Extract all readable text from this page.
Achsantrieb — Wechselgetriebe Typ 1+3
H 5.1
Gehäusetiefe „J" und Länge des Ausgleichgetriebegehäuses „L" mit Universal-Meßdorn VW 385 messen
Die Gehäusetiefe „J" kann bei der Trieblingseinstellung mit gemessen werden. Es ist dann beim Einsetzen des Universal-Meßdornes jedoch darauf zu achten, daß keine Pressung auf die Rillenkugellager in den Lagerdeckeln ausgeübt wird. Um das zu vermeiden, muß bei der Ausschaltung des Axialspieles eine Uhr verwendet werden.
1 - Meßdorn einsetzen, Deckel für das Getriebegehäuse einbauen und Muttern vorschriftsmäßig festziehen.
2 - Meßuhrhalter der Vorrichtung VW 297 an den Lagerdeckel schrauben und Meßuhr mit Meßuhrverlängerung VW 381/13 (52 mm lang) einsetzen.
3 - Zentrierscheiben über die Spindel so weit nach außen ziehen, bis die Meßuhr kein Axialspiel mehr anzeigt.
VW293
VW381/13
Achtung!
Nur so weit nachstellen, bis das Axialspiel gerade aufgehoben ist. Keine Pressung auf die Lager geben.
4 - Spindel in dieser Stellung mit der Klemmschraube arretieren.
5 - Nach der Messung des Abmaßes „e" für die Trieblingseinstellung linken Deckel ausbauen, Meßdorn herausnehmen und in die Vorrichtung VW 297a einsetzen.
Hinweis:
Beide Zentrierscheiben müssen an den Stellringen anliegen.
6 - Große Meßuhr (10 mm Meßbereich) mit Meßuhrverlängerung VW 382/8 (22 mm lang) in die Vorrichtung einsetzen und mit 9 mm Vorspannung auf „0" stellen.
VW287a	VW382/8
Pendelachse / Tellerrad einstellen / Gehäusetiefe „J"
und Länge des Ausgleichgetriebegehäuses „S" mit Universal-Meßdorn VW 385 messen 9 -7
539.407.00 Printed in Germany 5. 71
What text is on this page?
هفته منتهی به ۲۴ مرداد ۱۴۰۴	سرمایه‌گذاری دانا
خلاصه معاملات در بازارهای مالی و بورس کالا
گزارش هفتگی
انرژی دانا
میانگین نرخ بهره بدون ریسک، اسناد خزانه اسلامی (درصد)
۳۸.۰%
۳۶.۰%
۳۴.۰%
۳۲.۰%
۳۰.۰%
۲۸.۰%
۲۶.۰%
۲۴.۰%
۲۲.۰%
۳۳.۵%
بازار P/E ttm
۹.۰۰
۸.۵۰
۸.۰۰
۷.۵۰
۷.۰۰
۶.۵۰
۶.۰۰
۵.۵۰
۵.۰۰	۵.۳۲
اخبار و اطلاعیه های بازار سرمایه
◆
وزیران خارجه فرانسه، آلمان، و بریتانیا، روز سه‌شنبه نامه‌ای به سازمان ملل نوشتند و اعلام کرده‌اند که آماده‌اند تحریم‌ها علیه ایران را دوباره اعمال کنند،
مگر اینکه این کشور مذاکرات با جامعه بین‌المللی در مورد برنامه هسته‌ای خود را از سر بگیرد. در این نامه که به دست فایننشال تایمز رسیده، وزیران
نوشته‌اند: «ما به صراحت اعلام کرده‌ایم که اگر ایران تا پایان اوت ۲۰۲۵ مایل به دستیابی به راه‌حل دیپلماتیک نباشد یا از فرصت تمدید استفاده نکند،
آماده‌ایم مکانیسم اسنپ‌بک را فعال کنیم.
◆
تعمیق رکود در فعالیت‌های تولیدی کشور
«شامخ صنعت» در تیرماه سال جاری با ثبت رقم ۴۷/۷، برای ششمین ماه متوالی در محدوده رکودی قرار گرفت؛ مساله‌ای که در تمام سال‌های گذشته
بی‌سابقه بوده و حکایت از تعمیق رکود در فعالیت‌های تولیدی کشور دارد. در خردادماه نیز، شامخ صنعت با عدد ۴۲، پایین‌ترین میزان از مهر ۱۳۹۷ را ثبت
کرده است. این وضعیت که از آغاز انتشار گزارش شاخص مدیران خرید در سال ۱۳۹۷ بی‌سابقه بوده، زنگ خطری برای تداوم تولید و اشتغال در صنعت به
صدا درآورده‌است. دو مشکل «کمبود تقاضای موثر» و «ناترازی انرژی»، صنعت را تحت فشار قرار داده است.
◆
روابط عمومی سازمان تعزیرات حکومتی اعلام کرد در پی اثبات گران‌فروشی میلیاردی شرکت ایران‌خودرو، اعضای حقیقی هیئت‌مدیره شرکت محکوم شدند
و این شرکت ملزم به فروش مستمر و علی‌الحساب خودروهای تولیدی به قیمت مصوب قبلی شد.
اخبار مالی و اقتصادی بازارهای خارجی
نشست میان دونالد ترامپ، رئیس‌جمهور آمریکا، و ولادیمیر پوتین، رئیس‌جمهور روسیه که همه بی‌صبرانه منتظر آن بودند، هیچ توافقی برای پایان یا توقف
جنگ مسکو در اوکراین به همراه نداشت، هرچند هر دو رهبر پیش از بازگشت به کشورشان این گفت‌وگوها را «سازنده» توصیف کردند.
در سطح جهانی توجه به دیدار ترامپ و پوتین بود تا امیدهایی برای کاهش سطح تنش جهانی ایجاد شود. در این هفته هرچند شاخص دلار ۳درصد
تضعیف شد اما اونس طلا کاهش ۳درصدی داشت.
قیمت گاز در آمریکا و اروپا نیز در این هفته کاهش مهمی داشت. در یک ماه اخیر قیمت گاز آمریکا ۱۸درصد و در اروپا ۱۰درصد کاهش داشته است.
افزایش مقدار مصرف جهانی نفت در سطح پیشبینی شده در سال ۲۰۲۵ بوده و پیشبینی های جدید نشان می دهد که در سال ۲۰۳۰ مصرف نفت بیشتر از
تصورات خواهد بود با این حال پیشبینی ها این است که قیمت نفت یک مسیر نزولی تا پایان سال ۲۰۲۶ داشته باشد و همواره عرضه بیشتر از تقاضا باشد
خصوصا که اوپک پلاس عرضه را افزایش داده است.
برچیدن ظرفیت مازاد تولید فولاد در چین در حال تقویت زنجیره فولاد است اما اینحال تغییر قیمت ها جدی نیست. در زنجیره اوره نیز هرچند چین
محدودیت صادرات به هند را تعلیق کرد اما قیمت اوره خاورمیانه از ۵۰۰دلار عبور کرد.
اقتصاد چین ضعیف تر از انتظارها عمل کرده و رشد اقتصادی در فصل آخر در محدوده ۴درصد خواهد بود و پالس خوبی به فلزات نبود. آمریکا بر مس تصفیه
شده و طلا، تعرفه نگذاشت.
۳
· · · · ·
TO DO: Quote all the records. Keep every word exact.

EXPECTED ANSWER:
Extract all readable text from this page.
Achsantrieb — Wechselgetriebe Typ 1+3
H 5.1
Gehäusetiefe „J" und Länge des Ausgleichgetriebegehäuses „L" mit Universal-Meßdorn VW 385 messen
Die Gehäusetiefe „J" kann bei der Trieblingseinstellung mit gemessen werden. Es ist dann beim Einsetzen des Universal-Meßdornes jedoch darauf zu achten, daß keine Pressung auf die Rillenkugellager in den Lagerdeckeln ausgeübt wird. Um das zu vermeiden, muß bei der Ausschaltung des Axialspieles eine Uhr verwendet werden.
1 - Meßdorn einsetzen, Deckel für das Getriebegehäuse einbauen und Muttern vorschriftsmäßig festziehen.
2 - Meßuhrhalter der Vorrichtung VW 297 an den Lagerdeckel schrauben und Meßuhr mit Meßuhrverlängerung VW 381/13 (52 mm lang) einsetzen.
3 - Zentrierscheiben über die Spindel so weit nach außen ziehen, bis die Meßuhr kein Axialspiel mehr anzeigt.
VW293
VW381/13
Achtung!
Nur so weit nachstellen, bis das Axialspiel gerade aufgehoben ist. Keine Pressung auf die Lager geben.
4 - Spindel in dieser Stellung mit der Klemmschraube arretieren.
5 - Nach der Messung des Abmaßes „e" für die Trieblingseinstellung linken Deckel ausbauen, Meßdorn herausnehmen und in die Vorrichtung VW 297a einsetzen.
Hinweis:
Beide Zentrierscheiben müssen an den Stellringen anliegen.
6 - Große Meßuhr (10 mm Meßbereich) mit Meßuhrverlängerung VW 382/8 (22 mm lang) in die Vorrichtung einsetzen und mit 9 mm Vorspannung auf „0" stellen.
VW287a	VW382/8
Pendelachse / Tellerrad einstellen / Gehäusetiefe „J"
und Länge des Ausgleichgetriebegehäuses „S" mit Universal-Meßdorn VW 385 messen 9 -7
539.407.00 Printed in Germany 5. 71
What text is on this page?
هفته منتهی به ۲۴ مرداد ۱۴۰۴	سرمایه‌گذاری دانا
خلاصه معاملات در بازارهای مالی و بورس کالا
گزارش هفتگی
انرژی دانا
میانگین نرخ بهره بدون ریسک، اسناد خزانه اسلامی (درصد)
۳۸.۰%
۳۶.۰%
۳۴.۰%
۳۲.۰%
۳۰.۰%
۲۸.۰%
۲۶.۰%
۲۴.۰%
۲۲.۰%
۳۳.۵%
بازار P/E ttm
۹.۰۰
۸.۵۰
۸.۰۰
۷.۵۰
۷.۰۰
۶.۵۰
۶.۰۰
۵.۵۰
۵.۰۰	۵.۳۲
اخبار و اطلاعیه های بازار سرمایه
◆
وزیران خارجه فرانسه، آلمان، و بریتانیا، روز سه‌شنبه نامه‌ای به سازمان ملل نوشتند و اعلام کرده‌اند که آماده‌اند تحریم‌ها علیه ایران را دوباره اعمال کنند،
مگر اینکه این کشور مذاکرات با جامعه بین‌المللی در مورد برنامه هسته‌ای خود را از سر بگیرد. در این نامه که به دست فایننشال تایمز رسیده، وزیران
نوشته‌اند: «ما به صراحت اعلام کرده‌ایم که اگر ایران تا پایان اوت ۲۰۲۵ مایل به دستیابی به راه‌حل دیپلماتیک نباشد یا از فرصت تمدید استفاده نکند،
آماده‌ایم مکانیسم اسنپ‌بک را فعال کنیم.
◆
تعمیق رکود در فعالیت‌های تولیدی کشور
«شامخ صنعت» در تیرماه سال جاری با ثبت رقم ۴۷/۷، برای ششمین ماه متوالی در محدوده رکودی قرار گرفت؛ مساله‌ای که در تمام سال‌های گذشته
بی‌سابقه بوده و حکایت از تعمیق رکود در فعالیت‌های تولیدی کشور دارد. در خردادماه نیز، شامخ صنعت با عدد ۴۲، پایین‌ترین میزان از مهر ۱۳۹۷ را ثبت
کرده است. این وضعیت که از آغاز انتشار گزارش شاخص مدیران خرید در سال ۱۳۹۷ بی‌سابقه بوده، زنگ خطری برای تداوم تولید و اشتغال در صنعت به
صدا درآورده‌است. دو مشکل «کمبود تقاضای موثر» و «ناترازی انرژی»، صنعت را تحت فشار قرار داده است.
◆
روابط عمومی سازمان تعزیرات حکومتی اعلام کرد در پی اثبات گران‌فروشی میلیاردی شرکت ایران‌خودرو، اعضای حقیقی هیئت‌مدیره شرکت محکوم شدند
و این شرکت ملزم به فروش مستمر و علی‌الحساب خودروهای تولیدی به قیمت مصوب قبلی شد.
اخبار مالی و اقتصادی بازارهای خارجی
نشست میان دونالد ترامپ، رئیس‌جمهور آمریکا، و ولادیمیر پوتین، رئیس‌جمهور روسیه که همه بی‌صبرانه منتظر آن بودند، هیچ توافقی برای پایان یا توقف
جنگ مسکو در اوکراین به همراه نداشت، هرچند هر دو رهبر پیش از بازگشت به کشورشان این گفت‌وگوها را «سازنده» توصیف کردند.
در سطح جهانی توجه به دیدار ترامپ و پوتین بود تا امیدهایی برای کاهش سطح تنش جهانی ایجاد شود. در این هفته هرچند شاخص دلار ۳درصد
تضعیف شد اما اونس طلا کاهش ۳درصدی داشت.
قیمت گاز در آمریکا و اروپا نیز در این هفته کاهش مهمی داشت. در یک ماه اخیر قیمت گاز آمریکا ۱۸درصد و در اروپا ۱۰درصد کاهش داشته است.
افزایش مقدار مصرف جهانی نفت در سطح پیشبینی شده در سال ۲۰۲۵ بوده و پیشبینی های جدید نشان می دهد که در سال ۲۰۳۰ مصرف نفت بیشتر از
تصورات خواهد بود با این حال پیشبینی ها این است که قیمت نفت یک مسیر نزولی تا پایان سال ۲۰۲۶ داشته باشد و همواره عرضه بیشتر از تقاضا باشد
خصوصا که اوپک پلاس عرضه را افزایش داده است.
برچیدن ظرفیت مازاد تولید فولاد در چین در حال تقویت زنجیره فولاد است اما اینحال تغییر قیمت ها جدی نیست. در زنجیره اوره نیز هرچند چین
محدودیت صادرات به هند را تعلیق کرد اما قیمت اوره خاورمیانه از ۵۰۰دلار عبور کرد.
اقتصاد چین ضعیف تر از انتظارها عمل کرده و رشد اقتصادی در فصل آخر در محدوده ۴درصد خواهد بود و پالس خوبی به فلزات نبود. آمریکا بر مس تصفیه
شده و طلا، تعرفه نگذاشت.
۳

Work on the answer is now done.